* start *

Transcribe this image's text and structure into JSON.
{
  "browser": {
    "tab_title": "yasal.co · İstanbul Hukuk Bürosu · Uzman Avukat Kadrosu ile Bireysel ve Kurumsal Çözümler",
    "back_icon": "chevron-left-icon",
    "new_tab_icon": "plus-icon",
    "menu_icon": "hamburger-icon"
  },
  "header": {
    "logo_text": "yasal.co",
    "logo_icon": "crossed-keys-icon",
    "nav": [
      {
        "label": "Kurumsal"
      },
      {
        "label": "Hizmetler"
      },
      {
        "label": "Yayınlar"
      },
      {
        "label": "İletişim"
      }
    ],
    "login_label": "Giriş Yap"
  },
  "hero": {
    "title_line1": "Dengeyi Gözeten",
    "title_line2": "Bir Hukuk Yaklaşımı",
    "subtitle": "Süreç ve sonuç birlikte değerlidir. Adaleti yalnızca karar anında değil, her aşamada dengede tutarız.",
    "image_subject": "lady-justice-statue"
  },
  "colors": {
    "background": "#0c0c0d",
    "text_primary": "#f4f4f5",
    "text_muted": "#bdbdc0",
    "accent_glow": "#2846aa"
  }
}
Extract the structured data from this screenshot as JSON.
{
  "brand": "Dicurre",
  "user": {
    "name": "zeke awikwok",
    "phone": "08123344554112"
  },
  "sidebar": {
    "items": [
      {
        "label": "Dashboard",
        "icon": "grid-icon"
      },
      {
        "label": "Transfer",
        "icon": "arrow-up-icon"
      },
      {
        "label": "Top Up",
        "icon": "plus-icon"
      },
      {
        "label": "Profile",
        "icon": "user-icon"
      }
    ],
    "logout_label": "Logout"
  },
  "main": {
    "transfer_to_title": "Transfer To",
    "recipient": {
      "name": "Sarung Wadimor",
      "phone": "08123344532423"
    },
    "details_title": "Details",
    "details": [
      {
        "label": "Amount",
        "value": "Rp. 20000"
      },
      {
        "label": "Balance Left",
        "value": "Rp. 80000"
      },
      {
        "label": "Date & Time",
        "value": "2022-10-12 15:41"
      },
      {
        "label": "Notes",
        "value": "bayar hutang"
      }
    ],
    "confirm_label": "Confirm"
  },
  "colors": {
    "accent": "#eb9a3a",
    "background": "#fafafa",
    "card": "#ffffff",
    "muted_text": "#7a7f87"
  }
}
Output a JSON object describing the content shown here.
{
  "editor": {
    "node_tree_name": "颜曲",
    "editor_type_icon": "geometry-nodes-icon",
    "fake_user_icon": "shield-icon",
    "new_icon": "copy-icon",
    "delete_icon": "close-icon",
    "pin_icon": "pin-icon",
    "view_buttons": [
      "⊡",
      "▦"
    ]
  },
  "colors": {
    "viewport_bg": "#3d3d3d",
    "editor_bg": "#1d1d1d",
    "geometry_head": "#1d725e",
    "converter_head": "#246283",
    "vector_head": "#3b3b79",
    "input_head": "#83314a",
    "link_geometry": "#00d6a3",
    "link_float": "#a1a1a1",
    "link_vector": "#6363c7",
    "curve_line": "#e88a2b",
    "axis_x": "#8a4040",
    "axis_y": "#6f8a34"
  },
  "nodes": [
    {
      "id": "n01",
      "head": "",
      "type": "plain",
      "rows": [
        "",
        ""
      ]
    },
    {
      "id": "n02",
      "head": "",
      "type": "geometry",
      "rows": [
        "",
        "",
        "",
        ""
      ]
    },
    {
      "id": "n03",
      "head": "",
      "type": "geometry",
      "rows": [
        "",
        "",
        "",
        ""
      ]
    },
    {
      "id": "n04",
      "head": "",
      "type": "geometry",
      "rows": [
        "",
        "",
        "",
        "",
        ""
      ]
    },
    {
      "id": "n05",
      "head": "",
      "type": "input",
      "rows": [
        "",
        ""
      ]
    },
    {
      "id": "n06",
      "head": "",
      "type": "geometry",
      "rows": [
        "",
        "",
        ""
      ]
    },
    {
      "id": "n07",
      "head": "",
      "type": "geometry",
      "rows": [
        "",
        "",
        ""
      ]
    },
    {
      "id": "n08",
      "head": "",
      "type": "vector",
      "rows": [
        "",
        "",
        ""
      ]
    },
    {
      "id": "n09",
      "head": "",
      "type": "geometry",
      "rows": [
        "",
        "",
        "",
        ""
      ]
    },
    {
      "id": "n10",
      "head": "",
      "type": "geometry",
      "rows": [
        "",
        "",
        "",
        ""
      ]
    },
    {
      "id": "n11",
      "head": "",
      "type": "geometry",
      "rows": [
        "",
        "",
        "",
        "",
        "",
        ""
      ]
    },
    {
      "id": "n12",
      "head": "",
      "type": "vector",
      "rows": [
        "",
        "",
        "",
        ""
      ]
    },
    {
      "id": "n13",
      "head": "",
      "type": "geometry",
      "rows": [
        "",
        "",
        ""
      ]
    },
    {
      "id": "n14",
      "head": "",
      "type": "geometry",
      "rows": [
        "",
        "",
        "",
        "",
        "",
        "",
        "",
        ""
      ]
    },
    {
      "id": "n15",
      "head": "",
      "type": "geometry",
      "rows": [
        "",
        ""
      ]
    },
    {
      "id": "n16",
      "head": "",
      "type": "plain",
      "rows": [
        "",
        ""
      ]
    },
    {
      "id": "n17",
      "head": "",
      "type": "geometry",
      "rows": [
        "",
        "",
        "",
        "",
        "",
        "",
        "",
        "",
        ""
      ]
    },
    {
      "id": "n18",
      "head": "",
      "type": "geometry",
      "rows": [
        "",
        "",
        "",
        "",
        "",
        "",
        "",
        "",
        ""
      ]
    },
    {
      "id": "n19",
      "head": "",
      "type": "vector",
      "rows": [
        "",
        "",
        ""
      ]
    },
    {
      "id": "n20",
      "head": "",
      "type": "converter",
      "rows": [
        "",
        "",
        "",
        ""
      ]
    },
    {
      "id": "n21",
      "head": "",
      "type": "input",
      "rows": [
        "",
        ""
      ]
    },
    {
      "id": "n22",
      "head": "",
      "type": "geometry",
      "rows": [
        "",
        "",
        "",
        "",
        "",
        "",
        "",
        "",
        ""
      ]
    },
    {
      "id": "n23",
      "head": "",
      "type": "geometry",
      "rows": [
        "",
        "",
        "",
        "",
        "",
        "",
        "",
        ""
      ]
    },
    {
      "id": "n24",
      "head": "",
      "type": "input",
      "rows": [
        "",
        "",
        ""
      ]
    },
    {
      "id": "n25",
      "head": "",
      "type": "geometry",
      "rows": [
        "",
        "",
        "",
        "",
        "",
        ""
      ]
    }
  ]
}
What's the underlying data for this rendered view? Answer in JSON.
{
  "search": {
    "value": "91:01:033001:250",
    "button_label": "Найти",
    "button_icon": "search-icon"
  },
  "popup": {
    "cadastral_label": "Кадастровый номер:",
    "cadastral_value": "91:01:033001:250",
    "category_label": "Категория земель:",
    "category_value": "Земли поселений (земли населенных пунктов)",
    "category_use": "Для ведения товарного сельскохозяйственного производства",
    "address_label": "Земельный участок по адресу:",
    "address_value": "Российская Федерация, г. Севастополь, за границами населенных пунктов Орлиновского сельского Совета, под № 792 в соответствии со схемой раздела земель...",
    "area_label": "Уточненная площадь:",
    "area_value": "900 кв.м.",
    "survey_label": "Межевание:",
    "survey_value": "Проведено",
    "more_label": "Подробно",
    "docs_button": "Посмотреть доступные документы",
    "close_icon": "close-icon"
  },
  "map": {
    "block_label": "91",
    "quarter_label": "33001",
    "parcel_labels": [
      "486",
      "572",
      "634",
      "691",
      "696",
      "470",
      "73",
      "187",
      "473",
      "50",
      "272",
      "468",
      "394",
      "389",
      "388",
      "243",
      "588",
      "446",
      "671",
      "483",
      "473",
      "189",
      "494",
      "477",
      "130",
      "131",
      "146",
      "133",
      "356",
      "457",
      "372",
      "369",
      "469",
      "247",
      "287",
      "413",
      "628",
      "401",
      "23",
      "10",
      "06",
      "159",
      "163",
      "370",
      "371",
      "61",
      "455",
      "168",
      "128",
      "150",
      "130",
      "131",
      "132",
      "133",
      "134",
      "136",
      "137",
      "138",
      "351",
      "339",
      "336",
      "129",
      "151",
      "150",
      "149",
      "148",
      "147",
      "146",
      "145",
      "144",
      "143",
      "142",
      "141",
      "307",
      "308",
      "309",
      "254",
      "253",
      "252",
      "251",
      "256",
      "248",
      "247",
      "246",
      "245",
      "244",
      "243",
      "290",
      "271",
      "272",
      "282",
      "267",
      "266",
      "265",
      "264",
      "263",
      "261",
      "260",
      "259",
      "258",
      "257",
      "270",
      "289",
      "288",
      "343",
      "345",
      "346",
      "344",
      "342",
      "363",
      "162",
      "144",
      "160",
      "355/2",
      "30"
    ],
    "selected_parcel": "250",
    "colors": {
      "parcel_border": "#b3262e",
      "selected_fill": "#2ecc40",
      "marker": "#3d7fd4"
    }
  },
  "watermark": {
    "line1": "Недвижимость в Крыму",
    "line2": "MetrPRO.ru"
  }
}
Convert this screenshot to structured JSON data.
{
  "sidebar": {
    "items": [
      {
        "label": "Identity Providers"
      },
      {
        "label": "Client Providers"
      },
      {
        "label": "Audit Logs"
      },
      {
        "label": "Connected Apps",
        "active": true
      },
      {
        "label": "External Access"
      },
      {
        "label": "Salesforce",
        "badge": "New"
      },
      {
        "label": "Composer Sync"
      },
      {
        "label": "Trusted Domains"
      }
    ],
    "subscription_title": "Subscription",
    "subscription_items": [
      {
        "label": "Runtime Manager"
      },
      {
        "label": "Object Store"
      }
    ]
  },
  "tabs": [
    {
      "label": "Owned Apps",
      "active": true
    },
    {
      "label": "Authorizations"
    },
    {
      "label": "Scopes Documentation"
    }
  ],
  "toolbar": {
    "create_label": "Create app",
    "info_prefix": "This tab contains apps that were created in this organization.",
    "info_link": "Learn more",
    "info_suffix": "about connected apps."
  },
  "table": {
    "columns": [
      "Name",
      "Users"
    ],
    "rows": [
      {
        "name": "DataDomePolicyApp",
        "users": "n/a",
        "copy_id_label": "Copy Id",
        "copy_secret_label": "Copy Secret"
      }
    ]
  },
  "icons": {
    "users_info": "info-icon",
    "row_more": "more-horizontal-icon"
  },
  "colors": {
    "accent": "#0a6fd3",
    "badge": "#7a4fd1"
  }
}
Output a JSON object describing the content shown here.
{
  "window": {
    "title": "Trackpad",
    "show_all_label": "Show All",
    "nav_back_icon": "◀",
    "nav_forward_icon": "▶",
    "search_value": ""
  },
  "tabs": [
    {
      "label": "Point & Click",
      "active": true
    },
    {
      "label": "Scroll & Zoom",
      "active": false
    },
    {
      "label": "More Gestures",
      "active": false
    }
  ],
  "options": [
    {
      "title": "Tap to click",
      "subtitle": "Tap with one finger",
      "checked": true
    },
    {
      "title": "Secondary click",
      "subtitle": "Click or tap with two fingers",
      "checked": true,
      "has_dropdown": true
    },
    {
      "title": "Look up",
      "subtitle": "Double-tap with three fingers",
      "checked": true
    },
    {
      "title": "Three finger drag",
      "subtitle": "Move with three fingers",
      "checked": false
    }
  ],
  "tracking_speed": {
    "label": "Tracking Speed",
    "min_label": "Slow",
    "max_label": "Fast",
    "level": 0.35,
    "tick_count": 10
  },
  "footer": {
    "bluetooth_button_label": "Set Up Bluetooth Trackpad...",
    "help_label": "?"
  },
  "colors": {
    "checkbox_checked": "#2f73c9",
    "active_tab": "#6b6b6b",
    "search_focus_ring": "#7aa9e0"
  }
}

* end *

▶ What needs to be done: Look for the word "населенных" in every line of the listing and copy the lines that have it.

▶ Task output:
    "category_value": "Земли поселений (земли населенных пунктов)",
    "address_value": "Российская Федерация, г. Севастополь, за границами населенных пунктов Орлиновского сельского Совета, под № 792 в соответствии со схемой раздела земель...",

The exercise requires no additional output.